EXERCISE DIRECTIONS ->
Every line from the one with "Transcribe this image's" through the final line must be written out exactly, and no other line; omit the pictures.

(Records that describe figures)
== == ==

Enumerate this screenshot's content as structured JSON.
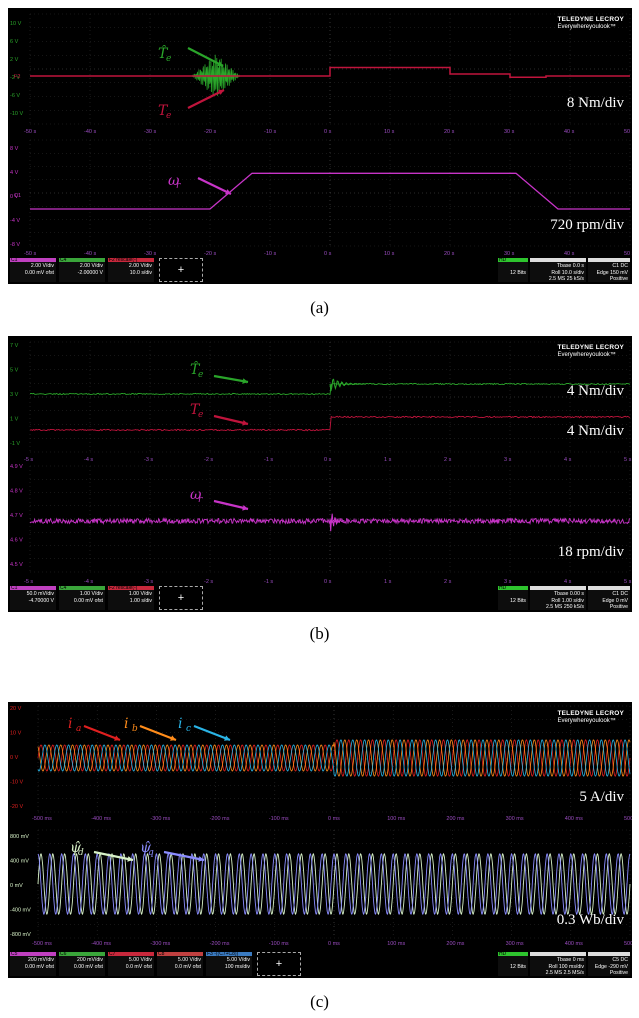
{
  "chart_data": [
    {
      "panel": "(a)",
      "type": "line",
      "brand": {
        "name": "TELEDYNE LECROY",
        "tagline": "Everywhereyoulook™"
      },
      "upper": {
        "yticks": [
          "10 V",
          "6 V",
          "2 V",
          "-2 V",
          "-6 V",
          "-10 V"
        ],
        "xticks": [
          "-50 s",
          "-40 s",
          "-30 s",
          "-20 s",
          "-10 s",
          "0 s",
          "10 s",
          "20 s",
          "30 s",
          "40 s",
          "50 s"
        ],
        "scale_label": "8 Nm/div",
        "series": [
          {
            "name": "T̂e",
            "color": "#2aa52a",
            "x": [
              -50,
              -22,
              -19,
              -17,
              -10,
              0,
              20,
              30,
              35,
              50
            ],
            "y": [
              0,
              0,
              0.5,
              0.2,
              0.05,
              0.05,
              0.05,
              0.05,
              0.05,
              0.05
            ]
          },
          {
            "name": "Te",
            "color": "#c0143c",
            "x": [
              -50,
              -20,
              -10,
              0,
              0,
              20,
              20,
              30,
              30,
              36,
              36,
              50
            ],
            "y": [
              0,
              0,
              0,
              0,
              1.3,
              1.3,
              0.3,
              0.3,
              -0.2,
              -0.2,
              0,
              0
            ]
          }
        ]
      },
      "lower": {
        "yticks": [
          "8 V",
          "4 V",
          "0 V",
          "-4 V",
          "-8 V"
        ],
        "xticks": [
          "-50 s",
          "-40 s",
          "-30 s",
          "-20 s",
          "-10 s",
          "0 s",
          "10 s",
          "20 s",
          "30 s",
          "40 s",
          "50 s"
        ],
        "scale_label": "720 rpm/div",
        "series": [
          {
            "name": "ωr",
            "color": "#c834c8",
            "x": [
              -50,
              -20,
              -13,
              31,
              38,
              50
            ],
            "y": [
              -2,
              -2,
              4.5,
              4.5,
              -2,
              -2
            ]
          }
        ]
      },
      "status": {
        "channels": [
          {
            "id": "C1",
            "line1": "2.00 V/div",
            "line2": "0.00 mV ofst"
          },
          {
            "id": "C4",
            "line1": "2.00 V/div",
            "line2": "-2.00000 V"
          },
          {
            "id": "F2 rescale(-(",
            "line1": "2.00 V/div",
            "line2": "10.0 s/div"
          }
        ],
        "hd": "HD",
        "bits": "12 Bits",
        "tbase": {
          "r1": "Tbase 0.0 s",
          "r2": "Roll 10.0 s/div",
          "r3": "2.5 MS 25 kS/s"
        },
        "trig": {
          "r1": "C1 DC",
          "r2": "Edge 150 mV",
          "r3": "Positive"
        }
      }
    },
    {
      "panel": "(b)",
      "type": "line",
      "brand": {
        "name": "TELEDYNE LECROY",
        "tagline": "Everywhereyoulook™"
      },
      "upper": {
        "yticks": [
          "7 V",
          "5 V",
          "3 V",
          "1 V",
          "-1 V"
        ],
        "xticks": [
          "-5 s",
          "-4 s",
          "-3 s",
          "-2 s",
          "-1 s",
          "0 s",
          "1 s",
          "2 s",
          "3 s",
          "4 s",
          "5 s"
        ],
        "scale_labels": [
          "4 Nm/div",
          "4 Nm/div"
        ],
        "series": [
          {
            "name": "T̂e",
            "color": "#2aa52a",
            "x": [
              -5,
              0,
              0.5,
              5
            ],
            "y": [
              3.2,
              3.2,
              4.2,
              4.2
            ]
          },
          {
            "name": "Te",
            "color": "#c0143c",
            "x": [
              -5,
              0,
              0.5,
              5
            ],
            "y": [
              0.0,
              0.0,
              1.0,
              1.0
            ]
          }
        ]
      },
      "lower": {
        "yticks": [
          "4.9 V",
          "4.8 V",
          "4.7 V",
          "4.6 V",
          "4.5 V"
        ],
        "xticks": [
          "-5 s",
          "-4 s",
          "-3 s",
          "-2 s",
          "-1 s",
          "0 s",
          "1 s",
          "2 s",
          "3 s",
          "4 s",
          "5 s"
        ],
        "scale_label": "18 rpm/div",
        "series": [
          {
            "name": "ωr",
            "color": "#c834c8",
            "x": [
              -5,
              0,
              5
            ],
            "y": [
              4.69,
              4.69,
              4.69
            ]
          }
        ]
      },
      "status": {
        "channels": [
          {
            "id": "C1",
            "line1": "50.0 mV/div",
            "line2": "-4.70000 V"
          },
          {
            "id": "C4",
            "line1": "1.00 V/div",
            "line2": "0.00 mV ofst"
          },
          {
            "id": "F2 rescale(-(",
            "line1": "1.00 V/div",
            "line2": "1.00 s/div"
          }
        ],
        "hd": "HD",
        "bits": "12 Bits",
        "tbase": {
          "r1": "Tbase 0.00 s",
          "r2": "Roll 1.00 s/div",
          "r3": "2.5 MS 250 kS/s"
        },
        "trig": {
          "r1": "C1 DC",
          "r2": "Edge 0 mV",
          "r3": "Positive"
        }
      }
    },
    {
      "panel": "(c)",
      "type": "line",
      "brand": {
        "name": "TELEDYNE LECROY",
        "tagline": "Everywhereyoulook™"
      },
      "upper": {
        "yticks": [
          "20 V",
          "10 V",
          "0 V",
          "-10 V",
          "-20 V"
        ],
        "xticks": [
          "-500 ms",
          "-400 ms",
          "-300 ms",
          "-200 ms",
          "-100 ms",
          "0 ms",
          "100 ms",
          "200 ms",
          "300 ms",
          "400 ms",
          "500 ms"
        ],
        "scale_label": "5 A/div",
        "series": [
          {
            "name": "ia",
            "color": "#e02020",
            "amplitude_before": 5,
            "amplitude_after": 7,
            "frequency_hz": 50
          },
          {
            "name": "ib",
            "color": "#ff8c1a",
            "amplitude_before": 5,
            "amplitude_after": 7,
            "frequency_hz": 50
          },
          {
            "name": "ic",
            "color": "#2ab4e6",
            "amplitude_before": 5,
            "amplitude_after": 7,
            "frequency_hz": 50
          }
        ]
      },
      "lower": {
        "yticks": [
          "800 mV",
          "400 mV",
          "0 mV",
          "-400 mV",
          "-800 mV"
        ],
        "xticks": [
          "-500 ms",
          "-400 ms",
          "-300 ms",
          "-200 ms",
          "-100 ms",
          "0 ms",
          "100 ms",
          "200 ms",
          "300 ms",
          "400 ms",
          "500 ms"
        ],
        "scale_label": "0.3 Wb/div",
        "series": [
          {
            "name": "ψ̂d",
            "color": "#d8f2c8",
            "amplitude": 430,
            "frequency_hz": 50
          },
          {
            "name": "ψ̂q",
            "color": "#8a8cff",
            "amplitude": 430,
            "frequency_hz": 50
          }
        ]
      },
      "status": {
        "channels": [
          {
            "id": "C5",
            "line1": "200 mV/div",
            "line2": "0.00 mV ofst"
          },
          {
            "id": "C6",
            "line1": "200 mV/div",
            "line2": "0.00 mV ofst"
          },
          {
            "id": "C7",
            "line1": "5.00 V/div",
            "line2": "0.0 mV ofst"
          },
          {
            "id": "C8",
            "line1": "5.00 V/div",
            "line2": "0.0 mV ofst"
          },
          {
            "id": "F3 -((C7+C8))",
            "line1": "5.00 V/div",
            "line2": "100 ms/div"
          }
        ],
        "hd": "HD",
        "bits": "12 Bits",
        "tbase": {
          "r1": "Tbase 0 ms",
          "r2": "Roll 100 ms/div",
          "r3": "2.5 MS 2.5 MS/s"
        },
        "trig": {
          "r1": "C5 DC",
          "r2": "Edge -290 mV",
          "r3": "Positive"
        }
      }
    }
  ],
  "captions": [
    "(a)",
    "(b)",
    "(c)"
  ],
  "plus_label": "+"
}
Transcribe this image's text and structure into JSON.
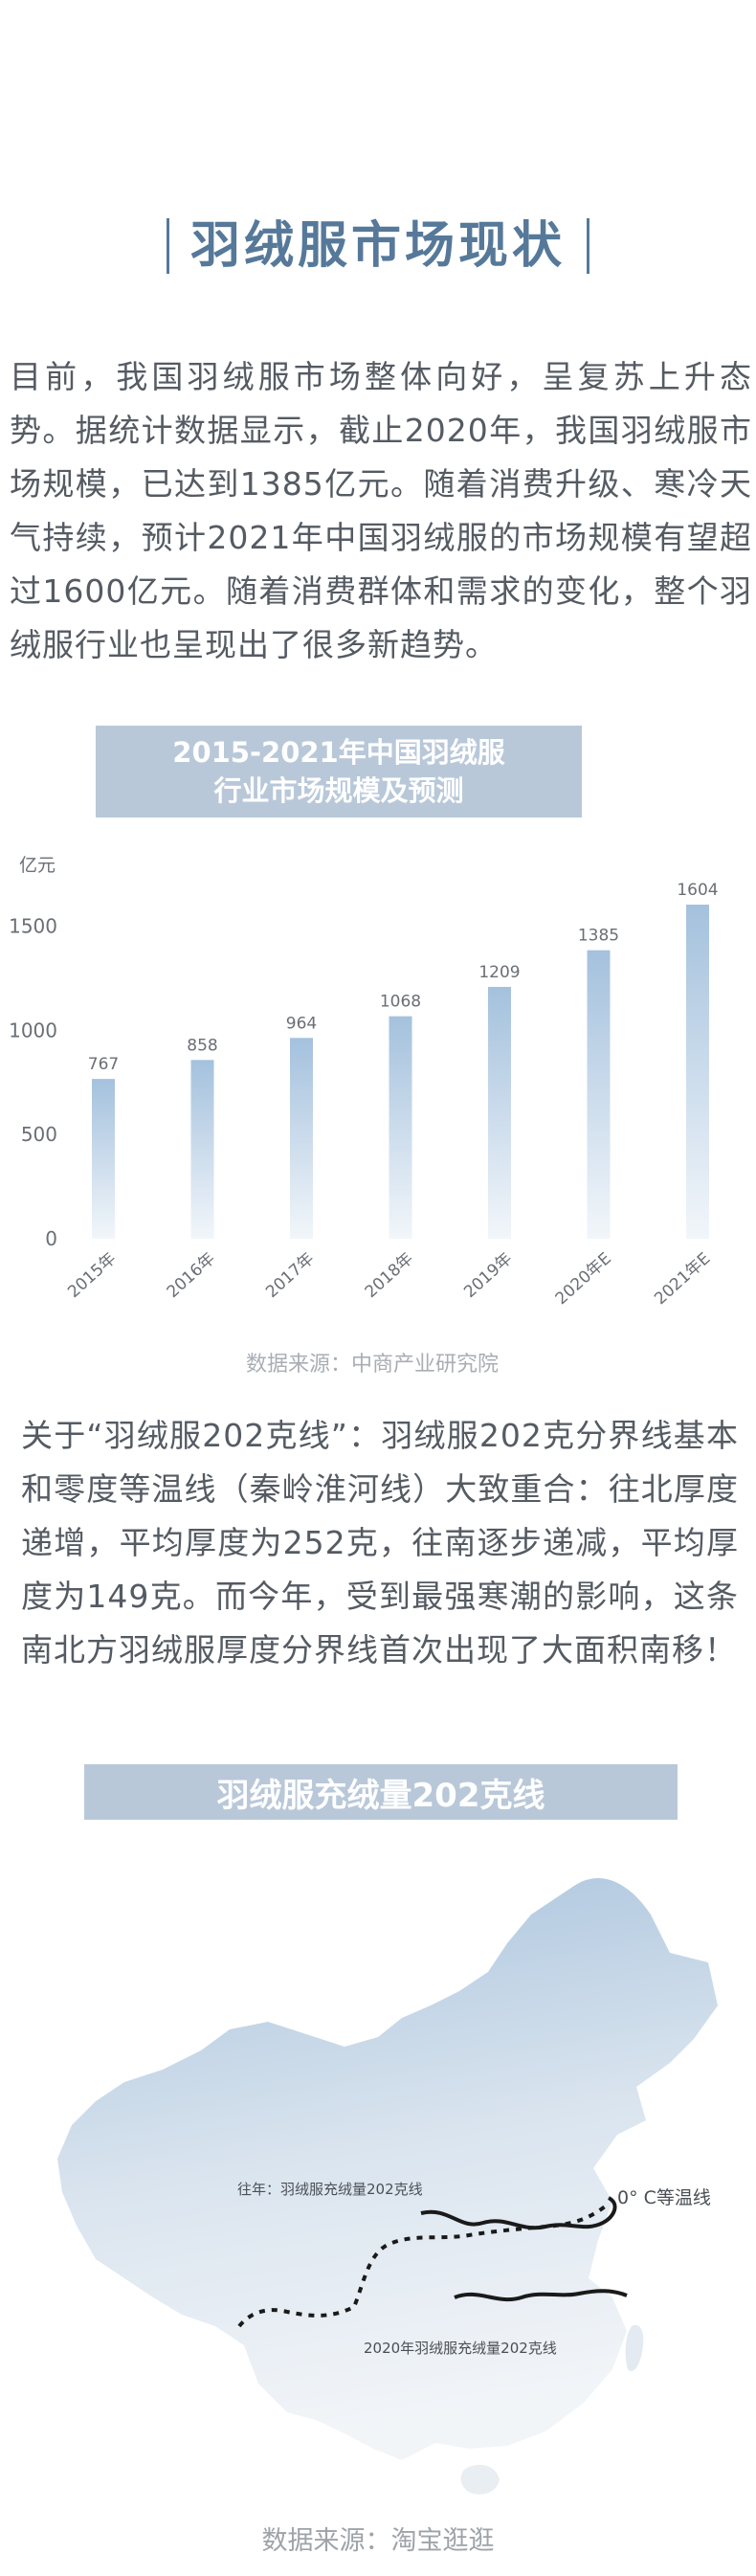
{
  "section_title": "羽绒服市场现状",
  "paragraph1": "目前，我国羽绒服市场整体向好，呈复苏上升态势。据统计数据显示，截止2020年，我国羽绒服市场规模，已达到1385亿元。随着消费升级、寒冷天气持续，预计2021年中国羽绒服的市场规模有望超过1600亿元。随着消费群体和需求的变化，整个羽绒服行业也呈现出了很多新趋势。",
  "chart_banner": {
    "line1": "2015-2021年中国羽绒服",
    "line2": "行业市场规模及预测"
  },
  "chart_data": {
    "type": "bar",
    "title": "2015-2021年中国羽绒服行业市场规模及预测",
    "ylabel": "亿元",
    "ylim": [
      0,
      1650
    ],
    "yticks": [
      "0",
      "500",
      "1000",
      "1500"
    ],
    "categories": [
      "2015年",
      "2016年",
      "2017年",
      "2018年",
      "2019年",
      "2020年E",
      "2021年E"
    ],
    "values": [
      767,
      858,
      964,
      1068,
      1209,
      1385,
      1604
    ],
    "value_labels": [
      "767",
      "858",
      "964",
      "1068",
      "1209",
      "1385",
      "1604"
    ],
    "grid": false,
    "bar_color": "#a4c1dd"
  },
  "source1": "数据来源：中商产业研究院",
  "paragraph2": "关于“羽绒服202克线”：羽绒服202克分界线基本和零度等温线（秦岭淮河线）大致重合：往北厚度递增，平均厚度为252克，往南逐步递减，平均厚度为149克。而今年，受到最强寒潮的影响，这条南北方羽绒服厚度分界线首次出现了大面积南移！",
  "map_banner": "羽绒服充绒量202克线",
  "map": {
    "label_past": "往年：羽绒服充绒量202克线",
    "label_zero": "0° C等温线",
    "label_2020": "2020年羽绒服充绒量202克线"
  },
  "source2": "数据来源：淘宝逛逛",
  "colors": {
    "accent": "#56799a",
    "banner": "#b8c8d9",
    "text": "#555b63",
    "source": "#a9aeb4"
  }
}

== == ==

ANSWER TO THIS TASK ->
Transcribe this image's text and structure into JSON.
{
  "section_title": "羽绒服市场现状",
  "paragraph1": "目前，我国羽绒服市场整体向好，呈复苏上升态势。据统计数据显示，截止2020年，我国羽绒服市场规模，已达到1385亿元。随着消费升级、寒冷天气持续，预计2021年中国羽绒服的市场规模有望超过1600亿元。随着消费群体和需求的变化，整个羽绒服行业也呈现出了很多新趋势。",
  "chart_banner": {
    "line1": "2015-2021年中国羽绒服",
    "line2": "行业市场规模及预测"
  },
  "chart_data": {
    "type": "bar",
    "title": "2015-2021年中国羽绒服行业市场规模及预测",
    "ylabel": "亿元",
    "ylim": [
      0,
      1650
    ],
    "yticks": [
      "0",
      "500",
      "1000",
      "1500"
    ],
    "categories": [
      "2015年",
      "2016年",
      "2017年",
      "2018年",
      "2019年",
      "2020年E",
      "2021年E"
    ],
    "values": [
      767,
      858,
      964,
      1068,
      1209,
      1385,
      1604
    ],
    "value_labels": [
      "767",
      "858",
      "964",
      "1068",
      "1209",
      "1385",
      "1604"
    ],
    "grid": false,
    "bar_color": "#a4c1dd"
  },
  "source1": "数据来源：中商产业研究院",
  "paragraph2": "关于“羽绒服202克线”：羽绒服202克分界线基本和零度等温线（秦岭淮河线）大致重合：往北厚度递增，平均厚度为252克，往南逐步递减，平均厚度为149克。而今年，受到最强寒潮的影响，这条南北方羽绒服厚度分界线首次出现了大面积南移！",
  "map_banner": "羽绒服充绒量202克线",
  "map": {
    "label_past": "往年：羽绒服充绒量202克线",
    "label_zero": "0° C等温线",
    "label_2020": "2020年羽绒服充绒量202克线"
  },
  "source2": "数据来源：淘宝逛逛",
  "colors": {
    "accent": "#56799a",
    "banner": "#b8c8d9",
    "text": "#555b63",
    "source": "#a9aeb4"
  }
}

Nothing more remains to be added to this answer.